═══ INPUT FOR THIS TASK ═══

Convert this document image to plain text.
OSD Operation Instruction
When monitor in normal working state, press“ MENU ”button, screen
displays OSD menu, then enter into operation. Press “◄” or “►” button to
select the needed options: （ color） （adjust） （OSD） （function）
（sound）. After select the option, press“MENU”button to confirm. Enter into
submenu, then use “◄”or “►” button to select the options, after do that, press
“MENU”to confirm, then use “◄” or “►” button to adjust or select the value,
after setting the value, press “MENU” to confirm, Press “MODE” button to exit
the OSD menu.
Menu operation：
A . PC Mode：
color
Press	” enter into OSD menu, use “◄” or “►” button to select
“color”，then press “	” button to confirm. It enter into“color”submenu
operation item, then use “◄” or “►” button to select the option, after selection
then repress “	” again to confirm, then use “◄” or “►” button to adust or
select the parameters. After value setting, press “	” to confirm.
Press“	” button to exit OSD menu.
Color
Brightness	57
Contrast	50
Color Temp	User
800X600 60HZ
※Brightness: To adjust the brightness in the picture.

═══

→ INSTRUCTIONS FOR THE TASK
Please set down all the data word for word.

→ RESULT
Convert this document image to plain text.
OSD Operation Instruction
When monitor in normal working state, press“ MENU ”button, screen
displays OSD menu, then enter into operation. Press “◄” or “►” button to
select the needed options: （ color） （adjust） （OSD） （function）
（sound）. After select the option, press“MENU”button to confirm. Enter into
submenu, then use “◄”or “►” button to select the options, after do that, press
“MENU”to confirm, then use “◄” or “►” button to adjust or select the value,
after setting the value, press “MENU” to confirm, Press “MODE” button to exit
the OSD menu.
Menu operation：
A . PC Mode：
color
Press	” enter into OSD menu, use “◄” or “►” button to select
“color”，then press “	” button to confirm. It enter into“color”submenu
operation item, then use “◄” or “►” button to select the option, after selection
then repress “	” again to confirm, then use “◄” or “►” button to adust or
select the parameters. After value setting, press “	” to confirm.
Press“	” button to exit OSD menu.
Color
Brightness	57
Contrast	50
Color Temp	User
800X600 60HZ
※Brightness: To adjust the brightness in the picture.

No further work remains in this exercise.